── Supplied records

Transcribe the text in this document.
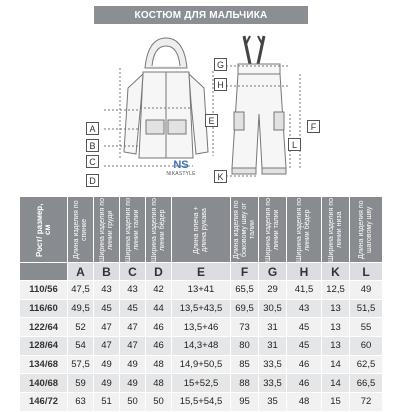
КОСТЮМ ДЛЯ МАЛЬЧИКА
A
B
C
D
E
G
H
F
L
K
NS
NIKASTYLE
Рост/ размер, см	Длина изделия по спинке	Ширина изделия по линии груди	Ширина изделия по линии талии	Ширина изделия по линии бёдер	Длина плеча + длина рукава	Длина изделия по боковому шву от талии	Ширина изделия по линии талии	Ширина изделия по линии бёдер	Ширина изделия по линии низа	Длина изделия по шаговому шву

	A	B	C	D	E	F	G	H	K	L
110/56	47,5	43	43	42	13+41	65,5	29	41,5	12,5	49
116/60	49,5	45	45	44	13,5+43,5	69,5	30,5	43	13	51,5
122/64	52	47	47	46	13,5+46	73	31	45	13	55
128/64	54	47	47	46	14,3+48	80	31	45	13	60
134/68	57,5	49	49	48	14,9+50,5	85	33,5	46	14	62,5
140/68	59	49	49	48	15+52,5	88	33,5	46	14	66,5
146/72	63	51	50	50	15,5+54,5	95	35	48	15	72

────

Leaving aside the images, write out the entries above word for word.

Transcribe the text in this document.
КОСТЮМ ДЛЯ МАЛЬЧИКА
A
B
C
D
E
G
H
F
L
K
NS
NIKASTYLE
Рост/ размер, см	Длина изделия по спинке	Ширина изделия по линии груди	Ширина изделия по линии талии	Ширина изделия по линии бёдер	Длина плеча + длина рукава	Длина изделия по боковому шву от талии	Ширина изделия по линии талии	Ширина изделия по линии бёдер	Ширина изделия по линии низа	Длина изделия по шаговому шву

	A	B	C	D	E	F	G	H	K	L
110/56	47,5	43	43	42	13+41	65,5	29	41,5	12,5	49
116/60	49,5	45	45	44	13,5+43,5	69,5	30,5	43	13	51,5
122/64	52	47	47	46	13,5+46	73	31	45	13	55
128/64	54	47	47	46	14,3+48	80	31	45	13	60
134/68	57,5	49	49	48	14,9+50,5	85	33,5	46	14	62,5
140/68	59	49	49	48	15+52,5	88	33,5	46	14	66,5
146/72	63	51	50	50	15,5+54,5	95	35	48	15	72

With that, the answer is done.